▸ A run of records
============================================================
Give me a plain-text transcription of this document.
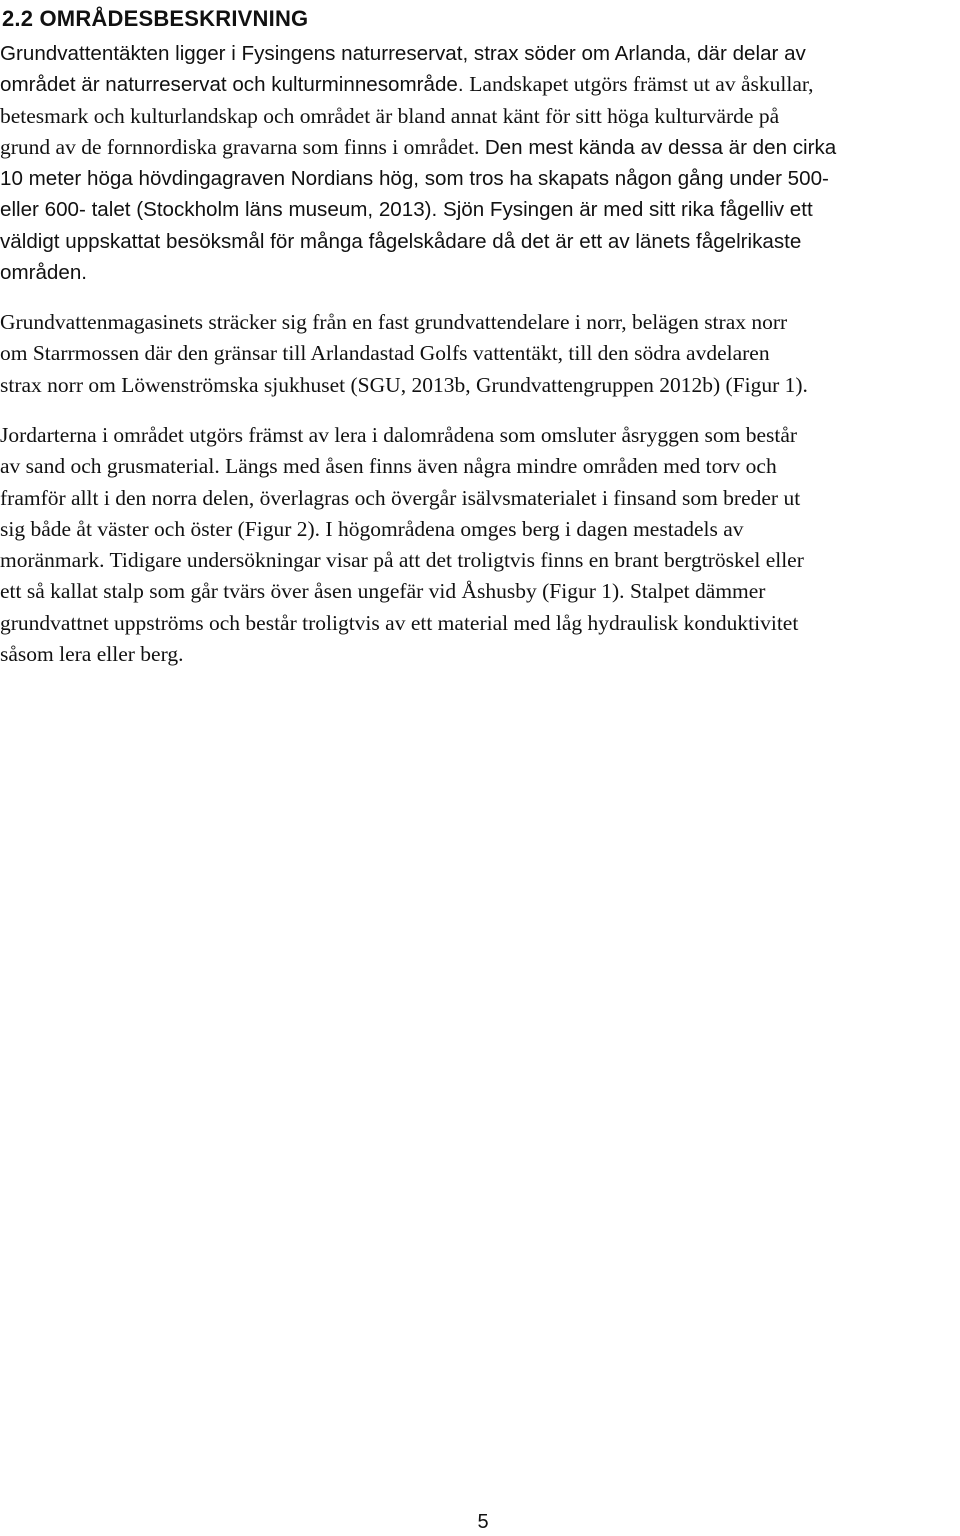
2.2 OMRÅDESBESKRIVNING

Grundvattentäkten ligger i Fysingens naturreservat, strax söder om Arlanda, där delar av
området är naturreservat och kulturminnesområde. Landskapet utgörs främst ut av åskullar,
betesmark och kulturlandskap och området är bland annat känt för sitt höga kulturvärde på
grund av de fornnordiska gravarna som finns i området. Den mest kända av dessa är den cirka
10 meter höga hövdingagraven Nordians hög, som tros ha skapats någon gång under 500-
eller 600- talet (Stockholm läns museum, 2013). Sjön Fysingen är med sitt rika fågelliv ett
väldigt uppskattat besöksmål för många fågelskådare då det är ett av länets fågelrikaste
områden.

Grundvattenmagasinets sträcker sig från en fast grundvattendelare i norr, belägen strax norr
om Starrmossen där den gränsar till Arlandastad Golfs vattentäkt, till den södra avdelaren
strax norr om Löwenströmska sjukhuset (SGU, 2013b, Grundvattengruppen 2012b) (Figur 1).

Jordarterna i området utgörs främst av lera i dalområdena som omsluter åsryggen som består
av sand och grusmaterial. Längs med åsen finns även några mindre områden med torv och
framför allt i den norra delen, överlagras och övergår isälvsmaterialet i finsand som breder ut
sig både åt väster och öster (Figur 2). I högområdena omges berg i dagen mestadels av
moränmark. Tidigare undersökningar visar på att det troligtvis finns en brant bergtröskel eller
ett så kallat stalp som går tvärs över åsen ungefär vid Åshusby (Figur 1). Stalpet dämmer
grundvattnet uppströms och består troligtvis av ett material med låg hydraulisk konduktivitet
såsom lera eller berg.

5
============================================================
▸ EXERCISE GOAL
Output each line exactly; omit every picture.

▸ OUTPUT OF THE EXERCISE
Give me a plain-text transcription of this document.
2.2 OMRÅDESBESKRIVNING

Grundvattentäkten ligger i Fysingens naturreservat, strax söder om Arlanda, där delar av
området är naturreservat och kulturminnesområde. Landskapet utgörs främst ut av åskullar,
betesmark och kulturlandskap och området är bland annat känt för sitt höga kulturvärde på
grund av de fornnordiska gravarna som finns i området. Den mest kända av dessa är den cirka
10 meter höga hövdingagraven Nordians hög, som tros ha skapats någon gång under 500-
eller 600- talet (Stockholm läns museum, 2013). Sjön Fysingen är med sitt rika fågelliv ett
väldigt uppskattat besöksmål för många fågelskådare då det är ett av länets fågelrikaste
områden.

Grundvattenmagasinets sträcker sig från en fast grundvattendelare i norr, belägen strax norr
om Starrmossen där den gränsar till Arlandastad Golfs vattentäkt, till den södra avdelaren
strax norr om Löwenströmska sjukhuset (SGU, 2013b, Grundvattengruppen 2012b) (Figur 1).

Jordarterna i området utgörs främst av lera i dalområdena som omsluter åsryggen som består
av sand och grusmaterial. Längs med åsen finns även några mindre områden med torv och
framför allt i den norra delen, överlagras och övergår isälvsmaterialet i finsand som breder ut
sig både åt väster och öster (Figur 2). I högområdena omges berg i dagen mestadels av
moränmark. Tidigare undersökningar visar på att det troligtvis finns en brant bergtröskel eller
ett så kallat stalp som går tvärs över åsen ungefär vid Åshusby (Figur 1). Stalpet dämmer
grundvattnet uppströms och består troligtvis av ett material med låg hydraulisk konduktivitet
såsom lera eller berg.

5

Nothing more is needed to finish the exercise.